Instruction
Report how many lines contain "chloride", with no other words.

[Lines of data]
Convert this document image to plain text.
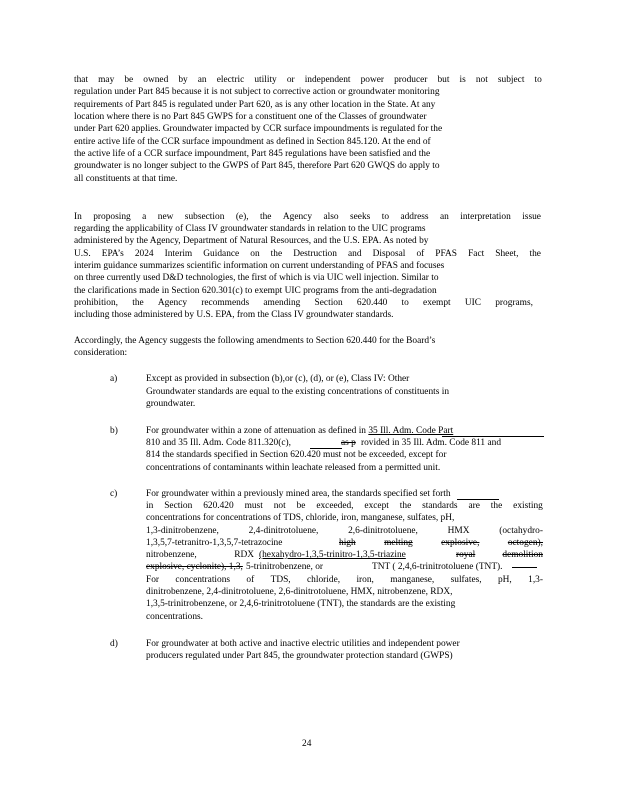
that may be owned by an electric utility or independent power producer but is not subject to
regulation under Part 845 because it is not subject to corrective action or groundwater monitoring
requirements of Part 845 is regulated under Part 620, as is any other location in the State. At any
location where there is no Part 845 GWPS for a constituent one of the Classes of groundwater
under Part 620 applies. Groundwater impacted by CCR surface impoundments is regulated for the
entire active life of the CCR surface impoundment as defined in Section 845.120. At the end of
the active life of a CCR surface impoundment, Part 845 regulations have been satisfied and the
groundwater is no longer subject to the GWPS of Part 845, therefore Part 620 GWQS do apply to
all constituents at that time.
In proposing a new subsection (e), the Agency also seeks to address an interpretation issue
regarding the applicability of Class IV groundwater standards in relation to the UIC programs
administered by the Agency, Department of Natural Resources, and the U.S. EPA. As noted by
U.S. EPA’s 2024 Interim Guidance on the Destruction and Disposal of PFAS Fact Sheet, the
interim guidance summarizes scientific information on current understanding of PFAS and focuses
on three currently used D&D technologies, the first of which is via UIC well injection. Similar to
the clarifications made in Section 620.301(c) to exempt UIC programs from the anti-degradation
prohibition, the Agency recommends amending Section 620.440 to exempt UIC programs,
including those administered by U.S. EPA, from the Class IV groundwater standards.
Accordingly, the Agency suggests the following amendments to Section 620.440 for the Board’s
consideration:
a)	Except as provided in subsection (b),or (c), (d), or (e), Class IV: Other
Groundwater standards are equal to the existing concentrations of constituents in
groundwater.
b)	For groundwater within a zone of attenuation as defined in 35 Ill. Adm. Code Part
810 and 35 Ill. Adm. Code 811.320(c),	as p rovided in 35 Ill. Adm. Code 811 and
814 the standards specified in Section 620.420 must not be exceeded, except for
concentrations of contaminants within leachate released from a permitted unit.
c)	For groundwater within a previously mined area, the standards specified set forth
in Section 620.420 must not be exceeded, except the standards are the existing
concentrations for concentrations of TDS, chloride, iron, manganese, sulfates, pH,
1,3-dinitrobenzene,	2,4-dinitrotoluene,	2,6-dinitrotoluene,	HMX	(octahydro-
1,3,5,7-tetranitro-1,3,5,7-tetrazocine	high	melting	explosive,	octogen),
nitrobenzene,	RDX (hexahydro-1,3,5-trinitro-1,3,5-triazine	royal	demolition
explosive, cyclonite), 1,3, 5-trinitrobenzene, or	TNT ( 2,4,6-trinitrotoluene (TNT).
For concentrations of TDS, chloride, iron, manganese, sulfates, pH, 1,3-
dinitrobenzene, 2,4-dinitrotoluene, 2,6-dinitrotoluene, HMX, nitrobenzene, RDX,
1,3,5-trinitrobenzene, or 2,4,6-trinitrotoluene (TNT), the standards are the existing
concentrations.
d)	For groundwater at both active and inactive electric utilities and independent power
producers regulated under Part 845, the groundwater protection standard (GWPS)
24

Finished answer
2